> **PROBLEM DETAILS**:
Each line in the entries below that holds the string "name" is to be listed.

Dataset records
##########
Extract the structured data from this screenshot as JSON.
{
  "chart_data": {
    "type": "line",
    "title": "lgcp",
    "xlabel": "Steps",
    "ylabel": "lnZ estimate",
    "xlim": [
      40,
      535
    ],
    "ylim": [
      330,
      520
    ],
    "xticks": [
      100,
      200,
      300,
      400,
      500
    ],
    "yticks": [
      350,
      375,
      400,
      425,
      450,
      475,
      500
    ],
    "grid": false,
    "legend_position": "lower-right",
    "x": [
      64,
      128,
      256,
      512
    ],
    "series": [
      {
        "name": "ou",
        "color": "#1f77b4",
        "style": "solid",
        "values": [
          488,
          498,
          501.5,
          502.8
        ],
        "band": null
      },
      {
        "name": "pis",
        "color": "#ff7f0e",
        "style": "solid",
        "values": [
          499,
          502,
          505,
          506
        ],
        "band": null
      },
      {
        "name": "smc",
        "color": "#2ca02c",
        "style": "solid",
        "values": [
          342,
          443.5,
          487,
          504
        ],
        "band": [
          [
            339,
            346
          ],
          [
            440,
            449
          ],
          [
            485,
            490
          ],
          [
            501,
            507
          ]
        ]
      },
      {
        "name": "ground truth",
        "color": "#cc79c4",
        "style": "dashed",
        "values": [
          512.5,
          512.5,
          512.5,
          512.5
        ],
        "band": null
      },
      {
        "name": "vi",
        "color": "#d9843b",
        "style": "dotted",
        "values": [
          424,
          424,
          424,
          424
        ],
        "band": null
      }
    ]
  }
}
##########
> **SOLUTION**:
        "name": "ou",
        "name": "pis",
        "name": "smc",
        "name": "ground truth",
        "name": "vi",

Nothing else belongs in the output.